▶ **Given records**
— START —

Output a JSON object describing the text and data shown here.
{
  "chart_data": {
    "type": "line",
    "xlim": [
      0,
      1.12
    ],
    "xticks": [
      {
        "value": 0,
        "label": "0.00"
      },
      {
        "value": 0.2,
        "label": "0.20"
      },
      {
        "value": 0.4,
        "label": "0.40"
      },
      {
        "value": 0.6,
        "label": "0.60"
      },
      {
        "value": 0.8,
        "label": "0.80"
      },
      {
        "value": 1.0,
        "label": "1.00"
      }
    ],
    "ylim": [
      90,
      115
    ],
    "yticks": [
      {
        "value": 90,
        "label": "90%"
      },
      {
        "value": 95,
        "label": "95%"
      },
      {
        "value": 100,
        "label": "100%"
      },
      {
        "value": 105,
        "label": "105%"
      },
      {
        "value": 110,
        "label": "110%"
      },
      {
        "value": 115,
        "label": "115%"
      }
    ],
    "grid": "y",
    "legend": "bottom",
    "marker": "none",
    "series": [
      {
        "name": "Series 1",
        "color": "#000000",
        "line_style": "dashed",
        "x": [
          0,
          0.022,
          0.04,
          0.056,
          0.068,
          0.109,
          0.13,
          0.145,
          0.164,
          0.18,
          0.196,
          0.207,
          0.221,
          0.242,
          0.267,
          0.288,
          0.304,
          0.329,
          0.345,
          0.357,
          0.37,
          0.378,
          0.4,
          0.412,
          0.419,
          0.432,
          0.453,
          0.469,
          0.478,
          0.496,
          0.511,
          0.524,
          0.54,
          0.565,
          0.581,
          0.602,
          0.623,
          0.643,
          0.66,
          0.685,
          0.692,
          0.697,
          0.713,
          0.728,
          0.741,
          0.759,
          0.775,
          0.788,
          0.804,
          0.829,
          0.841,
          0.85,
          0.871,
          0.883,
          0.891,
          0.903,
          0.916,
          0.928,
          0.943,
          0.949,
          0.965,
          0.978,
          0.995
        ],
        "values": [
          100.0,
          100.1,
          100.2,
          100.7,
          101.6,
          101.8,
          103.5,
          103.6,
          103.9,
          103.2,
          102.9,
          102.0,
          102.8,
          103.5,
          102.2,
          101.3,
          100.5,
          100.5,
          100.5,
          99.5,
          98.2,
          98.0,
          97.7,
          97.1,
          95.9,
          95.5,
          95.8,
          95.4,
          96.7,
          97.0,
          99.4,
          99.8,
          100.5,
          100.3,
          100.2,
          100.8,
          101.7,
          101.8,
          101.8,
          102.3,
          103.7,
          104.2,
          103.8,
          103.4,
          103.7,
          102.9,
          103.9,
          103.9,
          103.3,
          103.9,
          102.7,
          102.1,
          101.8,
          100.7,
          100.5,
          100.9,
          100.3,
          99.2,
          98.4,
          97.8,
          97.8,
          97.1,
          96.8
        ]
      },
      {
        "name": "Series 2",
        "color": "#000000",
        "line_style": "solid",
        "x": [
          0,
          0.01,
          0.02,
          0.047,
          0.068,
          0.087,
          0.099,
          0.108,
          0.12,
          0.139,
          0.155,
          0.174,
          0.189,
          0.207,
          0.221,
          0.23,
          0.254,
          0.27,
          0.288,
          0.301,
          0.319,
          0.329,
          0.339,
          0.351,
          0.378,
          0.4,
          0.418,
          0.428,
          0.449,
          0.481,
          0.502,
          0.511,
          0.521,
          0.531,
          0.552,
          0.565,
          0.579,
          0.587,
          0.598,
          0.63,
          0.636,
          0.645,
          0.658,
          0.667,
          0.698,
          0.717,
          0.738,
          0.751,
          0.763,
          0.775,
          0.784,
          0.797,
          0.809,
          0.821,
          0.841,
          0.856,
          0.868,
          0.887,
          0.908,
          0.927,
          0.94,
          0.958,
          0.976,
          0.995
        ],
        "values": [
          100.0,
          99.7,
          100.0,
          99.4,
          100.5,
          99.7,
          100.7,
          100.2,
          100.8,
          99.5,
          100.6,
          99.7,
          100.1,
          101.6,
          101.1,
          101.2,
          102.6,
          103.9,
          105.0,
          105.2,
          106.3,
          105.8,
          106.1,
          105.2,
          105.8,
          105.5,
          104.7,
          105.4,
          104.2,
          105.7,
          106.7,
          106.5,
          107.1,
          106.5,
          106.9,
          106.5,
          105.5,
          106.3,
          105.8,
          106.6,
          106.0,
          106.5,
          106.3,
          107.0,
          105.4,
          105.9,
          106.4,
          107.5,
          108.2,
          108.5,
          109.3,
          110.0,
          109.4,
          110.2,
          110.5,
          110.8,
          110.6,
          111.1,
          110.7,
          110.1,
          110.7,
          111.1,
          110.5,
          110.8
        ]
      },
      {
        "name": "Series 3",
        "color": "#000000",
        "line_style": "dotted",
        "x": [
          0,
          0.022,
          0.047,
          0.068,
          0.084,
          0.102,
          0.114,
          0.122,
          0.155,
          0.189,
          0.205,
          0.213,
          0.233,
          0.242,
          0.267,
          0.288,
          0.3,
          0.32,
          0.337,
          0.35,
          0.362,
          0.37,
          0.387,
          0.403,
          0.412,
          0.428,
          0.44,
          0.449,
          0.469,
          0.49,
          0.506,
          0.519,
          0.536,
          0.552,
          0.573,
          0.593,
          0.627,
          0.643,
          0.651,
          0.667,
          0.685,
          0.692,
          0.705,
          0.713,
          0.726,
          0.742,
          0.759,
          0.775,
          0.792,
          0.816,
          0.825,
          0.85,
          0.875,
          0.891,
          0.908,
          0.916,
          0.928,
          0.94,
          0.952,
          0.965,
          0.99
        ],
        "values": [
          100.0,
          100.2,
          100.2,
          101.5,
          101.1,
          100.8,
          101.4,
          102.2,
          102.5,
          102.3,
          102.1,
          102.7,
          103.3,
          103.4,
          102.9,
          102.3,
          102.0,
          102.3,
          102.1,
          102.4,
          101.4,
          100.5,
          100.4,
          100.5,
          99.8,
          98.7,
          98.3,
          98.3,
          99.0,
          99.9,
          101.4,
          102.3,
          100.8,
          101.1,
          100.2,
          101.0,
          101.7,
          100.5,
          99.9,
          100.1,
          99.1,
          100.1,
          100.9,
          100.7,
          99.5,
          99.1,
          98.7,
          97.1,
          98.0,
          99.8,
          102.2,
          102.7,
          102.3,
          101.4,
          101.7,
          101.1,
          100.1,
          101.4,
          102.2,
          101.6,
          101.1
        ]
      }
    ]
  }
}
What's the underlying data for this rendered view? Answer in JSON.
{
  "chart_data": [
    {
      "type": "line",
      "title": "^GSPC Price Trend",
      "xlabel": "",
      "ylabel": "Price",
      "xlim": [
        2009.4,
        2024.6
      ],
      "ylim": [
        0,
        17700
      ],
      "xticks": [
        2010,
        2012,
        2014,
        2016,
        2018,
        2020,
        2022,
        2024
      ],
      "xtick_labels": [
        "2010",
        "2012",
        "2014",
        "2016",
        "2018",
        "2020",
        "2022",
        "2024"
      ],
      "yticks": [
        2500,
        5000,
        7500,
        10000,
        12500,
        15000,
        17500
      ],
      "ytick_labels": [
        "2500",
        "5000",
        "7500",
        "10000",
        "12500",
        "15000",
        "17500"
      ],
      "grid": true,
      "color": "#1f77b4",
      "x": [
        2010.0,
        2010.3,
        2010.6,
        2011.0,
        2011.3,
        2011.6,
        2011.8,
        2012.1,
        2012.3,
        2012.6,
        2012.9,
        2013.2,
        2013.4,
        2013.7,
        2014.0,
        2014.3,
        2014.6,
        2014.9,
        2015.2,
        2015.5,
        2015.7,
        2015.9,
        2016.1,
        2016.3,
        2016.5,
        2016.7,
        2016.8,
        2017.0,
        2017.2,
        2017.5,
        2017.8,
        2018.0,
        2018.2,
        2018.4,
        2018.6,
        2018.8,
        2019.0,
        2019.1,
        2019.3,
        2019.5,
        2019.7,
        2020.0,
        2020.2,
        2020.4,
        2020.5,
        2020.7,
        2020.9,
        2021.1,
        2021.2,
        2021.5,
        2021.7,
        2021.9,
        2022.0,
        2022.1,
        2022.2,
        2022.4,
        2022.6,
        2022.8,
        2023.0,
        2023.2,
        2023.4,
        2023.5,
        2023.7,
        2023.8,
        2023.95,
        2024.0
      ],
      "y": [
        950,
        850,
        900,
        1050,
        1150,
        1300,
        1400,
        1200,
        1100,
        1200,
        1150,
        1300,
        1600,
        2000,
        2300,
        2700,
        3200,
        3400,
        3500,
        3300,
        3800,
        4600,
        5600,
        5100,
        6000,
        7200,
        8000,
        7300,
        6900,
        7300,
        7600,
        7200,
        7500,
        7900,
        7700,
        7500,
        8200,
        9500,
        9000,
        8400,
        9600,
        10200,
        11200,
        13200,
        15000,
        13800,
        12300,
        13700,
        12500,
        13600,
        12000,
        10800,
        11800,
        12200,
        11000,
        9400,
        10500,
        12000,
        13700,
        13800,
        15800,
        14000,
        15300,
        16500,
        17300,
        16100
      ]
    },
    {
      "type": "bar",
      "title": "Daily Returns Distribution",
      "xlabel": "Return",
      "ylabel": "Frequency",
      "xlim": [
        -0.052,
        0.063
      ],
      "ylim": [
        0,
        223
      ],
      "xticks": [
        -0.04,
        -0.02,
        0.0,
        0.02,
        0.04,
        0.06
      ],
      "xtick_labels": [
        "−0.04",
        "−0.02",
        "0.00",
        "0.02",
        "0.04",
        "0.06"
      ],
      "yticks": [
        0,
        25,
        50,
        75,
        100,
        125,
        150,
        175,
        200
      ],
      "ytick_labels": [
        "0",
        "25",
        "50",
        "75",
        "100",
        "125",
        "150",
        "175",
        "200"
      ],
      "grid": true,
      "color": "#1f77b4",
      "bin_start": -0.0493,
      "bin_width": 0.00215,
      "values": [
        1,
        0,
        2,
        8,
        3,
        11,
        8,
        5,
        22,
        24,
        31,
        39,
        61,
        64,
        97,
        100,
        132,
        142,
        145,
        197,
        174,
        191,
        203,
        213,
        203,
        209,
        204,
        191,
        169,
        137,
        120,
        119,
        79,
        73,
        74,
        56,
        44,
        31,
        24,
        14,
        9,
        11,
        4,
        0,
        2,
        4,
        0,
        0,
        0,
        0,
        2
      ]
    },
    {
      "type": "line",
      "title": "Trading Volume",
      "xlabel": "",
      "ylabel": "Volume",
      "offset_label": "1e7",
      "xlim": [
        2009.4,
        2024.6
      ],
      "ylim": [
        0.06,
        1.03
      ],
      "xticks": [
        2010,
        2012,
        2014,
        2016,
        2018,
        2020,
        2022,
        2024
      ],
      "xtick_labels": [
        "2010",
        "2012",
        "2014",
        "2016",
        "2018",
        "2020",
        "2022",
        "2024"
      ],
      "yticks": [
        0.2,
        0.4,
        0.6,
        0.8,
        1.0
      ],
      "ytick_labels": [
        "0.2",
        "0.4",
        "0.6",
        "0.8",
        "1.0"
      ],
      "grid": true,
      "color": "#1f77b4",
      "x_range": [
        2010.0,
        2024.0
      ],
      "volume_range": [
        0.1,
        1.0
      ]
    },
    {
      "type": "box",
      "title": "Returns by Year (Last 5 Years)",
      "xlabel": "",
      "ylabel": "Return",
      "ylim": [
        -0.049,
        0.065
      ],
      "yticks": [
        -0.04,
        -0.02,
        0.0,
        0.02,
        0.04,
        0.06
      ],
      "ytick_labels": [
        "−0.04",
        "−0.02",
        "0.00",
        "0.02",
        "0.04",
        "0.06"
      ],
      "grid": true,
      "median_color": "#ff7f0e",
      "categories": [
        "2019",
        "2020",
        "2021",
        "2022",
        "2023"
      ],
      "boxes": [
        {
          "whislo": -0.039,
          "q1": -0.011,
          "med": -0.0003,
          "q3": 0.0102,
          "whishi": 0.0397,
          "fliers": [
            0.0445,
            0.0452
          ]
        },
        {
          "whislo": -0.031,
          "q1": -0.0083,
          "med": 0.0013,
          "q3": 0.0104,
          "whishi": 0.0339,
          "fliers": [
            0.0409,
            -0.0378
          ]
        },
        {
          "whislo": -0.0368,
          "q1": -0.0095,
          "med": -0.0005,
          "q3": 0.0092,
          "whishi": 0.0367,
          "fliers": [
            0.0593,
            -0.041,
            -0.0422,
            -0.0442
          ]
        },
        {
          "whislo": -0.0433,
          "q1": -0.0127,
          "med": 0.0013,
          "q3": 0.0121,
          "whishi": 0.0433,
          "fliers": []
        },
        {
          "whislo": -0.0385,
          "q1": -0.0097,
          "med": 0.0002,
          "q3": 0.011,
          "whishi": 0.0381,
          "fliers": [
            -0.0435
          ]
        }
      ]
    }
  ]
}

— END —

▶ **Given task**
Copy every line from the entries that contains the word "name".

▶ **Exercise solution**
        "name": "Series 1",
        "name": "Series 2",
        "name": "Series 3",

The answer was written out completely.